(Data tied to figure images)

— BEGIN —

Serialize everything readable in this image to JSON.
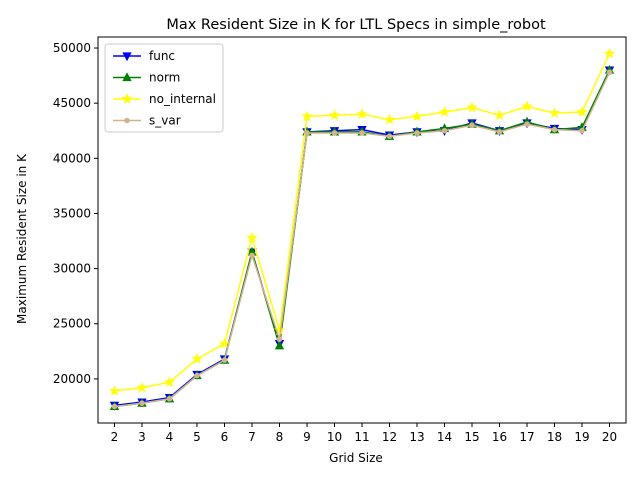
{
  "chart_data": {
    "type": "line",
    "title": "Max Resident Size in K for LTL Specs in simple_robot",
    "xlabel": "Grid Size",
    "ylabel": "Maximum Resident Size in K",
    "x": [
      2,
      3,
      4,
      5,
      6,
      7,
      8,
      9,
      10,
      11,
      12,
      13,
      14,
      15,
      16,
      17,
      18,
      19,
      20
    ],
    "xlim": [
      1.4,
      20.6
    ],
    "ylim": [
      16000,
      51000
    ],
    "yticks": [
      20000,
      25000,
      30000,
      35000,
      40000,
      45000,
      50000
    ],
    "grid": false,
    "legend_position": "top-left",
    "series": [
      {
        "name": "func",
        "color": "#0000ff",
        "marker": "triangle-down",
        "values": [
          17600,
          17900,
          18300,
          20400,
          21800,
          31500,
          23200,
          42400,
          42500,
          42600,
          42100,
          42400,
          42500,
          43200,
          42500,
          43200,
          42700,
          42600,
          48000
        ]
      },
      {
        "name": "norm",
        "color": "#008000",
        "marker": "triangle-up",
        "values": [
          17500,
          17800,
          18200,
          20300,
          21700,
          31500,
          23000,
          42400,
          42400,
          42400,
          42000,
          42400,
          42700,
          43100,
          42500,
          43300,
          42600,
          42800,
          48000
        ]
      },
      {
        "name": "no_internal",
        "color": "#ffff00",
        "marker": "star",
        "values": [
          18900,
          19200,
          19700,
          21800,
          23200,
          32800,
          24400,
          43800,
          43900,
          44000,
          43500,
          43800,
          44200,
          44600,
          43900,
          44700,
          44100,
          44200,
          49500
        ]
      },
      {
        "name": "s_var",
        "color": "#d2b48c",
        "marker": "circle",
        "values": [
          17500,
          17800,
          18200,
          20300,
          21700,
          31200,
          23600,
          42300,
          42300,
          42300,
          42000,
          42300,
          42500,
          43000,
          42400,
          43100,
          42600,
          42500,
          47800
        ]
      }
    ]
  }
}
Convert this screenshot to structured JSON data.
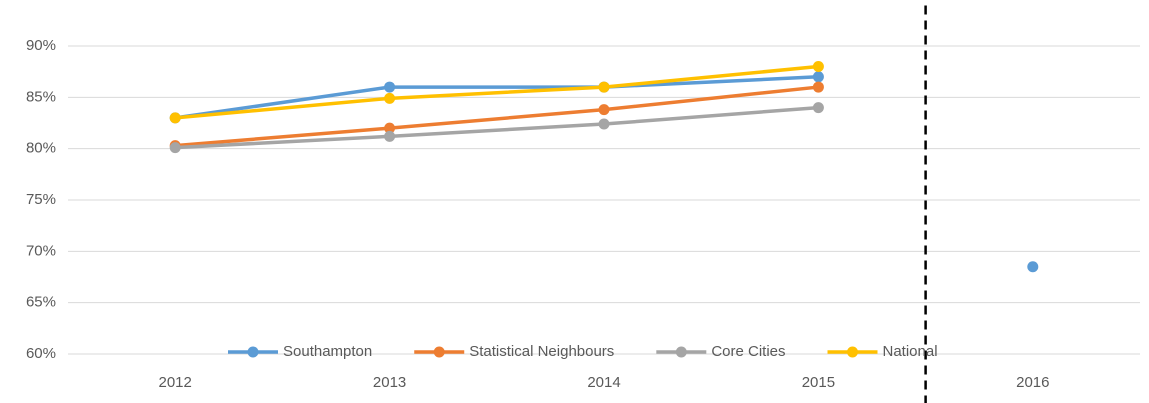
{
  "chart_data": {
    "type": "line",
    "categories": [
      "2012",
      "2013",
      "2014",
      "2015",
      "2016"
    ],
    "series": [
      {
        "name": "Southampton",
        "color": "#5b9bd5",
        "values": [
          83,
          86,
          86,
          87,
          68.5
        ]
      },
      {
        "name": "Statistical Neighbours",
        "color": "#ed7d31",
        "values": [
          80.3,
          82,
          83.8,
          86,
          null
        ]
      },
      {
        "name": "Core Cities",
        "color": "#a5a5a5",
        "values": [
          80.1,
          81.2,
          82.4,
          84,
          null
        ]
      },
      {
        "name": "National",
        "color": "#ffc000",
        "values": [
          83,
          84.9,
          86,
          88,
          null
        ]
      }
    ],
    "ylim": [
      60,
      92
    ],
    "yticks": [
      {
        "value": 60,
        "label": "60%"
      },
      {
        "value": 65,
        "label": "65%"
      },
      {
        "value": 70,
        "label": "70%"
      },
      {
        "value": 75,
        "label": "75%"
      },
      {
        "value": 80,
        "label": "80%"
      },
      {
        "value": 85,
        "label": "85%"
      },
      {
        "value": 90,
        "label": "90%"
      }
    ],
    "grid": true,
    "divider_before": "2016",
    "legend": "bottom"
  }
}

— END —

◆ **Prompt**: Count how many lines of the material hold the string "triangle". Give the number and nothing more.

◆ **Task result**: 2